- **YOUR TASK**: Output every entry exactly, from the first line to the last.

- **DATA FOR THIS TASK**:

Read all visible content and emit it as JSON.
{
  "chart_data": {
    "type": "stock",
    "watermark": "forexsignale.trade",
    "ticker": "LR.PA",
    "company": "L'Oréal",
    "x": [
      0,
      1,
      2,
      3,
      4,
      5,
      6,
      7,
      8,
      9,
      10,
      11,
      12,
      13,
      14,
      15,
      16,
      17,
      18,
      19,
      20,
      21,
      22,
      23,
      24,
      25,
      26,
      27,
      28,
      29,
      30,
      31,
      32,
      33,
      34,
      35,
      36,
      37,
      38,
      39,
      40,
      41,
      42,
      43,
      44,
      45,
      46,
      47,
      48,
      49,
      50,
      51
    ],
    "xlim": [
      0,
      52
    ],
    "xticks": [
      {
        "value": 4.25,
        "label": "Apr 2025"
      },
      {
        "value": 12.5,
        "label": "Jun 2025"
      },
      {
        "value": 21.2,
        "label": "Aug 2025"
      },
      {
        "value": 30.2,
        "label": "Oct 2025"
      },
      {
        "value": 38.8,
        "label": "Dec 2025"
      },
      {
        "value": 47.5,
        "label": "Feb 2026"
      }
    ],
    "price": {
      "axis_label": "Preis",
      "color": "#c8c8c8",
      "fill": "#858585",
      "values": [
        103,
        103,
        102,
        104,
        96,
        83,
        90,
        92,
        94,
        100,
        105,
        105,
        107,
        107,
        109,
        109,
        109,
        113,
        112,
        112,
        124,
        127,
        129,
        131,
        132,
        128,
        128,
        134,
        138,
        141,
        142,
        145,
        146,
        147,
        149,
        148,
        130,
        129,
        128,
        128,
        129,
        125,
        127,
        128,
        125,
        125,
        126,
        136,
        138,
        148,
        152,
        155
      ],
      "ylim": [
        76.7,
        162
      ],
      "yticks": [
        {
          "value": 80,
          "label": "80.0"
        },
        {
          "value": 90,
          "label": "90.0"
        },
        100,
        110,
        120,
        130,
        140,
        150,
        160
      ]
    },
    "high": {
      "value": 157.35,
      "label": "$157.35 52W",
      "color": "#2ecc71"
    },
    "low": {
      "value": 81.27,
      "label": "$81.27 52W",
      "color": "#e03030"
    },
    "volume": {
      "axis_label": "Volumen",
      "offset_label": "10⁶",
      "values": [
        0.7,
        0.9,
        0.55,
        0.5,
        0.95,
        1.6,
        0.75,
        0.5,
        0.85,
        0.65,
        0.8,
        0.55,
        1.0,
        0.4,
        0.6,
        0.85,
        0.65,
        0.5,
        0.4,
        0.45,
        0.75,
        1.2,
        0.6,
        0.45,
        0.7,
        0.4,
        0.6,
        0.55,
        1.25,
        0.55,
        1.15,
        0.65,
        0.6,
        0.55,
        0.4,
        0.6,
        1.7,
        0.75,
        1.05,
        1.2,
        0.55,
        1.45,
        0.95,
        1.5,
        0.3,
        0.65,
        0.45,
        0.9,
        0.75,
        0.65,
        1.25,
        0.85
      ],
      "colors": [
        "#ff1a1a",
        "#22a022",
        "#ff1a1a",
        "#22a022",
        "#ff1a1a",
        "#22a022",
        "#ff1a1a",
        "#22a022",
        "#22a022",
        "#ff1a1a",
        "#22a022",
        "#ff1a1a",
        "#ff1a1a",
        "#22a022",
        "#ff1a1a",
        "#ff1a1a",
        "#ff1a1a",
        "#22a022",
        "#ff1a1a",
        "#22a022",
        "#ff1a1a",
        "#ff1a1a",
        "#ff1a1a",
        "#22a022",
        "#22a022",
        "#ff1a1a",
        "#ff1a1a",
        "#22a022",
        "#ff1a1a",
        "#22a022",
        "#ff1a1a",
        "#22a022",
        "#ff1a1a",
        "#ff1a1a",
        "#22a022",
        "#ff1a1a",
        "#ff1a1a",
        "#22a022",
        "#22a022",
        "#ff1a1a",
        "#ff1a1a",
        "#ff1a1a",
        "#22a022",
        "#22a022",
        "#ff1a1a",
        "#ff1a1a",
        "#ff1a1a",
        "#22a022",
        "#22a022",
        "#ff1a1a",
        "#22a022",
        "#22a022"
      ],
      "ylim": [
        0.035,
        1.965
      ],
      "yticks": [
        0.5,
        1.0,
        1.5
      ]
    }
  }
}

- **FULL SOLUTION**:
Read all visible content and emit it as JSON.
{
  "chart_data": {
    "type": "stock",
    "watermark": "forexsignale.trade",
    "ticker": "LR.PA",
    "company": "L'Oréal",
    "x": [
      0,
      1,
      2,
      3,
      4,
      5,
      6,
      7,
      8,
      9,
      10,
      11,
      12,
      13,
      14,
      15,
      16,
      17,
      18,
      19,
      20,
      21,
      22,
      23,
      24,
      25,
      26,
      27,
      28,
      29,
      30,
      31,
      32,
      33,
      34,
      35,
      36,
      37,
      38,
      39,
      40,
      41,
      42,
      43,
      44,
      45,
      46,
      47,
      48,
      49,
      50,
      51
    ],
    "xlim": [
      0,
      52
    ],
    "xticks": [
      {
        "value": 4.25,
        "label": "Apr 2025"
      },
      {
        "value": 12.5,
        "label": "Jun 2025"
      },
      {
        "value": 21.2,
        "label": "Aug 2025"
      },
      {
        "value": 30.2,
        "label": "Oct 2025"
      },
      {
        "value": 38.8,
        "label": "Dec 2025"
      },
      {
        "value": 47.5,
        "label": "Feb 2026"
      }
    ],
    "price": {
      "axis_label": "Preis",
      "color": "#c8c8c8",
      "fill": "#858585",
      "values": [
        103,
        103,
        102,
        104,
        96,
        83,
        90,
        92,
        94,
        100,
        105,
        105,
        107,
        107,
        109,
        109,
        109,
        113,
        112,
        112,
        124,
        127,
        129,
        131,
        132,
        128,
        128,
        134,
        138,
        141,
        142,
        145,
        146,
        147,
        149,
        148,
        130,
        129,
        128,
        128,
        129,
        125,
        127,
        128,
        125,
        125,
        126,
        136,
        138,
        148,
        152,
        155
      ],
      "ylim": [
        76.7,
        162
      ],
      "yticks": [
        {
          "value": 80,
          "label": "80.0"
        },
        {
          "value": 90,
          "label": "90.0"
        },
        100,
        110,
        120,
        130,
        140,
        150,
        160
      ]
    },
    "high": {
      "value": 157.35,
      "label": "$157.35 52W",
      "color": "#2ecc71"
    },
    "low": {
      "value": 81.27,
      "label": "$81.27 52W",
      "color": "#e03030"
    },
    "volume": {
      "axis_label": "Volumen",
      "offset_label": "10⁶",
      "values": [
        0.7,
        0.9,
        0.55,
        0.5,
        0.95,
        1.6,
        0.75,
        0.5,
        0.85,
        0.65,
        0.8,
        0.55,
        1.0,
        0.4,
        0.6,
        0.85,
        0.65,
        0.5,
        0.4,
        0.45,
        0.75,
        1.2,
        0.6,
        0.45,
        0.7,
        0.4,
        0.6,
        0.55,
        1.25,
        0.55,
        1.15,
        0.65,
        0.6,
        0.55,
        0.4,
        0.6,
        1.7,
        0.75,
        1.05,
        1.2,
        0.55,
        1.45,
        0.95,
        1.5,
        0.3,
        0.65,
        0.45,
        0.9,
        0.75,
        0.65,
        1.25,
        0.85
      ],
      "colors": [
        "#ff1a1a",
        "#22a022",
        "#ff1a1a",
        "#22a022",
        "#ff1a1a",
        "#22a022",
        "#ff1a1a",
        "#22a022",
        "#22a022",
        "#ff1a1a",
        "#22a022",
        "#ff1a1a",
        "#ff1a1a",
        "#22a022",
        "#ff1a1a",
        "#ff1a1a",
        "#ff1a1a",
        "#22a022",
        "#ff1a1a",
        "#22a022",
        "#ff1a1a",
        "#ff1a1a",
        "#ff1a1a",
        "#22a022",
        "#22a022",
        "#ff1a1a",
        "#ff1a1a",
        "#22a022",
        "#ff1a1a",
        "#22a022",
        "#ff1a1a",
        "#22a022",
        "#ff1a1a",
        "#ff1a1a",
        "#22a022",
        "#ff1a1a",
        "#ff1a1a",
        "#22a022",
        "#22a022",
        "#ff1a1a",
        "#ff1a1a",
        "#ff1a1a",
        "#22a022",
        "#22a022",
        "#ff1a1a",
        "#ff1a1a",
        "#ff1a1a",
        "#22a022",
        "#22a022",
        "#ff1a1a",
        "#22a022",
        "#22a022"
      ],
      "ylim": [
        0.035,
        1.965
      ],
      "yticks": [
        0.5,
        1.0,
        1.5
      ]
    }
  }
}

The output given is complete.